======== STORED RECORDS

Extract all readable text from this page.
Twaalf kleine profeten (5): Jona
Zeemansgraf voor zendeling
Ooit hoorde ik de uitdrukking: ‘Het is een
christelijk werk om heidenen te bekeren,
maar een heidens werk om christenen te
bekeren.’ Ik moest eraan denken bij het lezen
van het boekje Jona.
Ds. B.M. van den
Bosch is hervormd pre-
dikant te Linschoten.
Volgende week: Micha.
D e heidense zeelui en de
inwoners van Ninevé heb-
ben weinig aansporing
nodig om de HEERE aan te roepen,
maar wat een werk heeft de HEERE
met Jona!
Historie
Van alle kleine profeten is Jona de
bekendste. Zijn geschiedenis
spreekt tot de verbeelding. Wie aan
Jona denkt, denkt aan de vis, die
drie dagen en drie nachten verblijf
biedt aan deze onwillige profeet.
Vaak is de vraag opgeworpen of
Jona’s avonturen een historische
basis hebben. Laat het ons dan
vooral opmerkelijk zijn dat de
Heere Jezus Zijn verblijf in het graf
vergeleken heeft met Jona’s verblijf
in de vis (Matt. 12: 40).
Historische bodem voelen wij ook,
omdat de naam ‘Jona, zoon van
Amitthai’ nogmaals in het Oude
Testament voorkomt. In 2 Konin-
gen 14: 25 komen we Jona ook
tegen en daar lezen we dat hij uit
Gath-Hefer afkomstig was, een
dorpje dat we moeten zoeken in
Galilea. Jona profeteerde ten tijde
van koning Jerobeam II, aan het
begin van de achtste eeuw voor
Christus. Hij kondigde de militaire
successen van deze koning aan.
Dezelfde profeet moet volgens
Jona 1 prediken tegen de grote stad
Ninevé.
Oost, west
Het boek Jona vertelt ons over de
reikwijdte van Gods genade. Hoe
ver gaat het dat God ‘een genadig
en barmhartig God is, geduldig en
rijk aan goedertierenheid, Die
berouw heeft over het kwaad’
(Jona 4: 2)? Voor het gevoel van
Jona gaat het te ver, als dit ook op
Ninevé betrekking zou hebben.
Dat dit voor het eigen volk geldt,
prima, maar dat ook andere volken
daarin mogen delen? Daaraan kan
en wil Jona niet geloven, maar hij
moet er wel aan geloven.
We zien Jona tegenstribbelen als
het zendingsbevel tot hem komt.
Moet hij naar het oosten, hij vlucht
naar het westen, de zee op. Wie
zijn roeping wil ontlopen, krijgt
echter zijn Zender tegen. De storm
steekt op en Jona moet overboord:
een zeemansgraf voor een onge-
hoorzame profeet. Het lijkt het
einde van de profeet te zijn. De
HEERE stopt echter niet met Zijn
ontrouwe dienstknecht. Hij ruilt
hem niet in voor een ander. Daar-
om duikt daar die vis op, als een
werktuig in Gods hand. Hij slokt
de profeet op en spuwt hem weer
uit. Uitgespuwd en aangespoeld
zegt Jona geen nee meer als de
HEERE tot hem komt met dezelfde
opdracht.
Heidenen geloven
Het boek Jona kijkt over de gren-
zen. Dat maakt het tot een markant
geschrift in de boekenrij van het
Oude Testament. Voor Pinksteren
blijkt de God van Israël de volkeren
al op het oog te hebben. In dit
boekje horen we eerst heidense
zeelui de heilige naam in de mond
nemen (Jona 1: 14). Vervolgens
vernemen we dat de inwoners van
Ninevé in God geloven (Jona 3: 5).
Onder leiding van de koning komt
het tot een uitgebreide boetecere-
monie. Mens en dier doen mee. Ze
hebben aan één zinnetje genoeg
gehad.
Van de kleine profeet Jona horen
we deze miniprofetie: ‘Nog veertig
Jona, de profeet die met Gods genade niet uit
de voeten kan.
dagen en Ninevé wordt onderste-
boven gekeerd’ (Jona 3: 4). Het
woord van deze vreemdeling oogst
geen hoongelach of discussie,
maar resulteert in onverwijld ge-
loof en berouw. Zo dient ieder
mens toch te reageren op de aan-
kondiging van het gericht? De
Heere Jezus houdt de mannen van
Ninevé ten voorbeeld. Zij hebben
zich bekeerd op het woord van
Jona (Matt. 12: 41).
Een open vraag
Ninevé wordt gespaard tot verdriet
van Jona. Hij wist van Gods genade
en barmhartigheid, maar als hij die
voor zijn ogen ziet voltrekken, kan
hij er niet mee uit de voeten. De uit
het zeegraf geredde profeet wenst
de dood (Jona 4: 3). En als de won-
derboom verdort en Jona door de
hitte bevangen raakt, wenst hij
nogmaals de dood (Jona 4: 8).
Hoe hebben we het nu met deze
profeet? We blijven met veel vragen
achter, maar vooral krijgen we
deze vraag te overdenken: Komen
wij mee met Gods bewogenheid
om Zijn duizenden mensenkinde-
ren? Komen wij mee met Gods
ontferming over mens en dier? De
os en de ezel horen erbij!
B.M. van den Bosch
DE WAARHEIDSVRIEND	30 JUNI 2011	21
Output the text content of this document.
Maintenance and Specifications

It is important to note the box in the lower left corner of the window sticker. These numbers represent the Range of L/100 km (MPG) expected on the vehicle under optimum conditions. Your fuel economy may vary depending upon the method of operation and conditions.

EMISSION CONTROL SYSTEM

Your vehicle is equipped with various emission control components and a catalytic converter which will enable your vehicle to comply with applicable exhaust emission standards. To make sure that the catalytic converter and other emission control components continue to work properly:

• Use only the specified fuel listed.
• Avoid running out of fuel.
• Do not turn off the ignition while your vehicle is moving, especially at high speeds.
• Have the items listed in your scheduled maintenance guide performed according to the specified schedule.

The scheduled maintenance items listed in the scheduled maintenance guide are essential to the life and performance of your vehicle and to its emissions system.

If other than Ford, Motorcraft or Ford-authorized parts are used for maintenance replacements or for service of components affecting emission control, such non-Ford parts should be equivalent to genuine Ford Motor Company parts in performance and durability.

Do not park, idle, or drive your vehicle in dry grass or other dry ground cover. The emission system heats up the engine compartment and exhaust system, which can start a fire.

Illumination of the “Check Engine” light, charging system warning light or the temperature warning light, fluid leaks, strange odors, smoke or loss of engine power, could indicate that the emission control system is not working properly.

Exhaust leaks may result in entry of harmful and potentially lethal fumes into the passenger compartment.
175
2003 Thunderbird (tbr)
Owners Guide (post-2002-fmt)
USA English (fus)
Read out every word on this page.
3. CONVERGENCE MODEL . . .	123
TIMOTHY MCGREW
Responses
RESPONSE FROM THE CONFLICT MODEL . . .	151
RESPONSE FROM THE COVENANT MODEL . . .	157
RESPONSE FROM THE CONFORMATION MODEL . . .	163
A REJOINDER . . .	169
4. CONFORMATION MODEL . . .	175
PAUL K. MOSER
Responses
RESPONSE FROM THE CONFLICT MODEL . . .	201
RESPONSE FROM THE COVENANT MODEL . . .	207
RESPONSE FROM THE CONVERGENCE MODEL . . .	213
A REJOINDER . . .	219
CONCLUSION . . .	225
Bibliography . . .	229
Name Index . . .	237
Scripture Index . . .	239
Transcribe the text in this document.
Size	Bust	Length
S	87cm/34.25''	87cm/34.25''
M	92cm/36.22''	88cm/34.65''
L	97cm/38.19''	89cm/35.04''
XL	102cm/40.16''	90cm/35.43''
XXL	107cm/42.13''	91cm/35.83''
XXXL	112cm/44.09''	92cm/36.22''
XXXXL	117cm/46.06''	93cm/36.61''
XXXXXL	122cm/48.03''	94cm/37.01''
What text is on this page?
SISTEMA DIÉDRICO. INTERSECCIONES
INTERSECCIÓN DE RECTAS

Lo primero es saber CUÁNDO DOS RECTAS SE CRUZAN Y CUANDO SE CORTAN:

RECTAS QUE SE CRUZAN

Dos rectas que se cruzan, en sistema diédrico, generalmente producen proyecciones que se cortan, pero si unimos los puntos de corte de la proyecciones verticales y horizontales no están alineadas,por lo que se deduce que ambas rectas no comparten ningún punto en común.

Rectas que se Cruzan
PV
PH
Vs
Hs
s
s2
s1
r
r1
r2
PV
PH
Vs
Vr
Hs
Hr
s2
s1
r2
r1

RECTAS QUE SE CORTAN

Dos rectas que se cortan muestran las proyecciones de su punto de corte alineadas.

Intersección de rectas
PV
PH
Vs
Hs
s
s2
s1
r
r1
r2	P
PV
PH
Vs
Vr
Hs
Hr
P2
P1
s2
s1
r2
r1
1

================

**THE PROBLEM**
Every line that holds the string "verblijf" should be returned.

**RESPONSE TO THIS TASK**
drie dagen en drie nachten verblijf
Heere Jezus Zijn verblijf in het graf
vergeleken heeft met Jona’s verblijf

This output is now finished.